— begin EXCERPT —

The setup script is stored under /var/lib/cloud/scripts/per-boot so that it runs every time the instance is booted up. It's making iptables changes that are not persisted across power cycles, so it needs to get run at every boot.

This script, initscript/tinynat.sh is as follows:

#!/bin/bash

# Based on alterNAT
# https://github.com/chime/terraform-aws-alternat/blob/main/scripts/alternat.sh

# Send output to a file and to the console
# Credit to the alestic blog for this one-liner
# https://alestic.com/2010/12/ec2-user-data-output/
exec > >(tee /var/log/alternat.log|logger -t user-data -s 2>/dev/console) 2>&1

shopt -s expand_aliases

panic() {
  [ -n "$1" ] && echo "$1"
  echo "tinyNAT setup failed"
  exit 1
}

load_config() {
   if [ -f "$CONFIG_FILE" ]; then
      . "$CONFIG_FILE"
   else
      panic "Config file $CONFIG_FILE not found"

— end EXCERPT —
— begin DATASET —

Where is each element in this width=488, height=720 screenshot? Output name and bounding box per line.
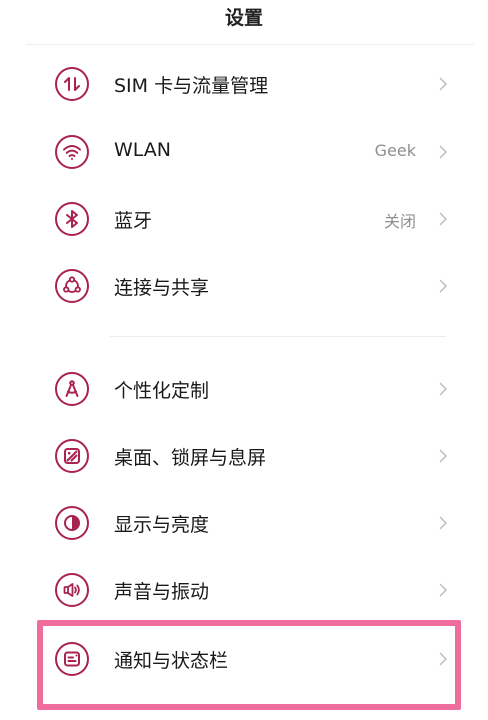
settings-item-label: 显示与亮度 [114, 514, 210, 536]
chevron-right-icon [439, 382, 447, 396]
header-divider [26, 44, 474, 45]
chevron-right-icon [439, 449, 447, 463]
sound-icon [55, 573, 89, 607]
settings-item-label: 连接与共享 [114, 277, 210, 299]
chevron-right-icon [439, 279, 447, 293]
chevron-right-icon [439, 583, 447, 597]
wifi-icon [55, 135, 89, 169]
header: 设置 [0, 0, 488, 44]
settings-item-display-brightness[interactable]: 显示与亮度 [0, 495, 488, 551]
settings-item-label: 个性化定制 [114, 380, 210, 402]
page-title: 设置 [224, 7, 263, 29]
personalization-icon [55, 372, 89, 406]
section-divider [110, 336, 446, 337]
settings-item-connection-sharing[interactable]: 连接与共享 [0, 258, 488, 314]
chevron-right-icon [439, 145, 447, 159]
display-brightness-icon [55, 506, 89, 540]
notification-icon [55, 642, 89, 676]
settings-item-sim-data[interactable]: SIM 卡与流量管理 [0, 56, 488, 112]
bluetooth-status: 关闭 [383, 212, 416, 231]
settings-item-wlan[interactable]: WLAN Geek [0, 124, 488, 180]
chevron-right-icon [439, 212, 447, 226]
settings-item-personalization[interactable]: 个性化定制 [0, 361, 488, 417]
chevron-right-icon [439, 516, 447, 530]
settings-item-label: 蓝牙 [114, 210, 153, 232]
settings-item-label: WLAN [114, 139, 172, 161]
settings-item-label: 声音与振动 [114, 581, 210, 603]
settings-item-label: 桌面、锁屏与息屏 [114, 447, 267, 469]
wlan-network-name: Geek [374, 141, 416, 160]
settings-item-sound-vibration[interactable]: 声音与振动 [0, 562, 488, 618]
sim-data-icon [55, 67, 89, 101]
wallpaper-icon [55, 439, 89, 473]
settings-item-desktop-lockscreen[interactable]: 桌面、锁屏与息屏 [0, 428, 488, 484]
settings-item-label: SIM 卡与流量管理 [114, 75, 269, 97]
chevron-right-icon [439, 77, 447, 91]
chevron-right-icon [439, 652, 447, 666]
bluetooth-icon [55, 202, 89, 236]
settings-item-bluetooth[interactable]: 蓝牙 关闭 [0, 191, 488, 247]
share-connection-icon [55, 269, 89, 303]
settings-item-label: 通知与状态栏 [114, 650, 229, 672]
settings-item-notifications-statusbar[interactable]: 通知与状态栏 [0, 631, 488, 687]
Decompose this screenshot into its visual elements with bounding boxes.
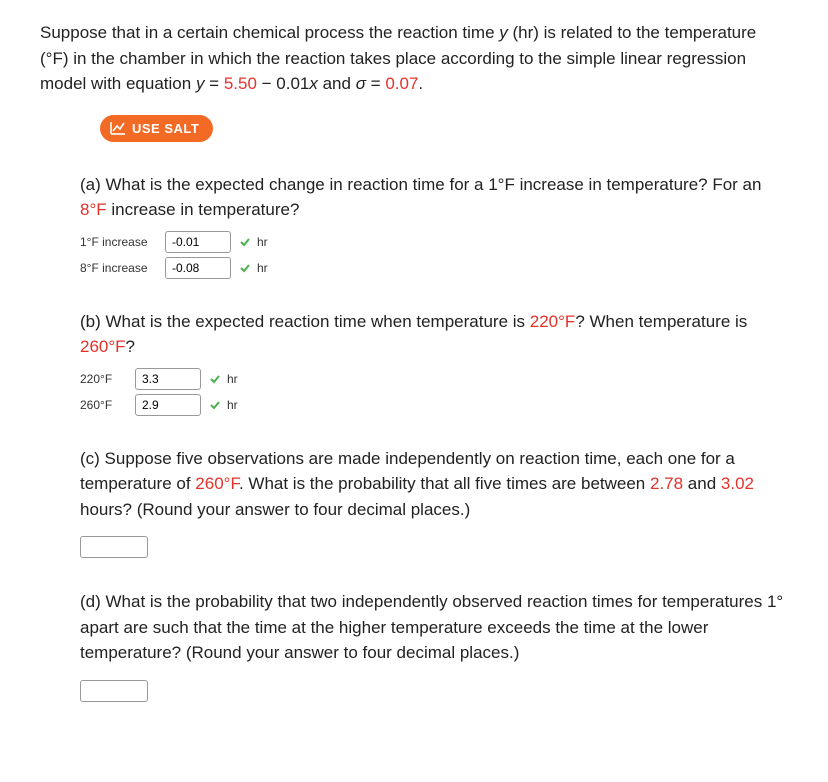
- part-b-red-2: 260°F: [80, 337, 126, 356]
- part-b-text-3: ?: [126, 337, 135, 356]
- eq-period: .: [418, 74, 423, 93]
- part-a-prompt: (a) What is the expected change in react…: [80, 172, 788, 223]
- part-d-prompt: (d) What is the probability that two ind…: [80, 589, 788, 666]
- part-a-row-2: 8°F increase hr: [80, 257, 788, 279]
- part-a-row-1: 1°F increase hr: [80, 231, 788, 253]
- part-b-row2-unit: hr: [227, 396, 238, 414]
- part-a-text-1: (a) What is the expected change in react…: [80, 175, 761, 194]
- part-b-row-1: 220°F hr: [80, 368, 788, 390]
- use-salt-label: USE SALT: [132, 121, 199, 136]
- eq-5-50: 5.50: [224, 74, 257, 93]
- part-b-row1-unit: hr: [227, 370, 238, 388]
- part-b-prompt: (b) What is the expected reaction time w…: [80, 309, 788, 360]
- eq-sigma: σ: [356, 74, 366, 93]
- part-a-row1-input[interactable]: [165, 231, 231, 253]
- part-b-red-1: 220°F: [530, 312, 576, 331]
- eq-eq2: =: [366, 74, 385, 93]
- eq-0-07: 0.07: [385, 74, 418, 93]
- part-c-text-2: . What is the probability that all five …: [239, 474, 650, 493]
- part-a-red: 8°F: [80, 200, 107, 219]
- part-d-input[interactable]: [80, 680, 148, 702]
- part-c-red-1: 260°F: [195, 474, 239, 493]
- part-a-row1-unit: hr: [257, 233, 268, 251]
- eq-mid: − 0.01: [257, 74, 309, 93]
- part-c: (c) Suppose five observations are made i…: [40, 446, 788, 560]
- part-c-input[interactable]: [80, 536, 148, 558]
- intro-text-1: Suppose that in a certain chemical proce…: [40, 23, 499, 42]
- chart-icon: [110, 121, 126, 135]
- part-b-text-1: (b) What is the expected reaction time w…: [80, 312, 530, 331]
- part-a-row2-label: 8°F increase: [80, 259, 165, 277]
- var-y: y: [499, 23, 508, 42]
- eq-eq: =: [204, 74, 223, 93]
- part-a-row2-input[interactable]: [165, 257, 231, 279]
- check-icon: [209, 373, 221, 385]
- part-b-row1-input[interactable]: [135, 368, 201, 390]
- eq-x: x: [309, 74, 318, 93]
- part-a: (a) What is the expected change in react…: [40, 172, 788, 279]
- eq-and: and: [318, 74, 356, 93]
- check-icon: [239, 262, 251, 274]
- part-a-row1-label: 1°F increase: [80, 233, 165, 251]
- part-a-text-2: increase in temperature?: [107, 200, 300, 219]
- part-d: (d) What is the probability that two ind…: [40, 589, 788, 703]
- check-icon: [209, 399, 221, 411]
- part-a-row2-unit: hr: [257, 259, 268, 277]
- part-c-text-3: and: [683, 474, 721, 493]
- part-b: (b) What is the expected reaction time w…: [40, 309, 788, 416]
- part-c-red-2: 2.78: [650, 474, 683, 493]
- part-b-row2-input[interactable]: [135, 394, 201, 416]
- use-salt-button[interactable]: USE SALT: [100, 115, 213, 142]
- part-b-row-2: 260°F hr: [80, 394, 788, 416]
- part-c-text-4: hours? (Round your answer to four decima…: [80, 500, 470, 519]
- part-c-red-3: 3.02: [721, 474, 754, 493]
- check-icon: [239, 236, 251, 248]
- part-b-row2-label: 260°F: [80, 396, 135, 414]
- part-c-prompt: (c) Suppose five observations are made i…: [80, 446, 788, 523]
- part-b-row1-label: 220°F: [80, 370, 135, 388]
- part-b-text-2: ? When temperature is: [575, 312, 747, 331]
- problem-intro: Suppose that in a certain chemical proce…: [40, 20, 788, 97]
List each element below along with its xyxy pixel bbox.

— end DATASET —

- GIVEN INSTRUCTION
Could you pick up the tinyNAT setup script text right after its last line and keep writing it?

- WRITTEN ANSWER
   fi
   validate_var "route_table_ids_csv" "$route_table_ids_csv"
   validate_var "private_net_cidr_ranges" "$private_net_cidr_ranges"
}

validate_var() {
   var_name="$1"
   var_val="$2"
   if [ ! "$2" ]; then
      echo "Config var \"$var_name\" is unset"
      exit 1
   fi
}

# configure_nat() sets up Linux to act as a NAT device.
# See https://docs.aws.amazon.com/vpc/latest/userguide/VPC_NAT_Instance.html#NATInstance
configure_nat() {
   echo "Beginning NAT configuration"

   local adapter=ens5

   echo "Configuration before enabling NAT:"
   sysctl net.ipv4.ip_forward net.ipv4.conf.${adapter}.send_redirects net.ipv4.ip_local_port_range
   echo "iptables default"
   iptables -n -v -L
   echo "iptables NAT"
   iptables -n -v -t nat -L

   echo "Enabling NAT..."

   IFS=',' read -r -a vpc_cidrs < "${private_net_cidr_ranges}"
   for cidr in "${vpc_cidrs[@]}";
   do
      echo "Adding routing for private network ${cidr}"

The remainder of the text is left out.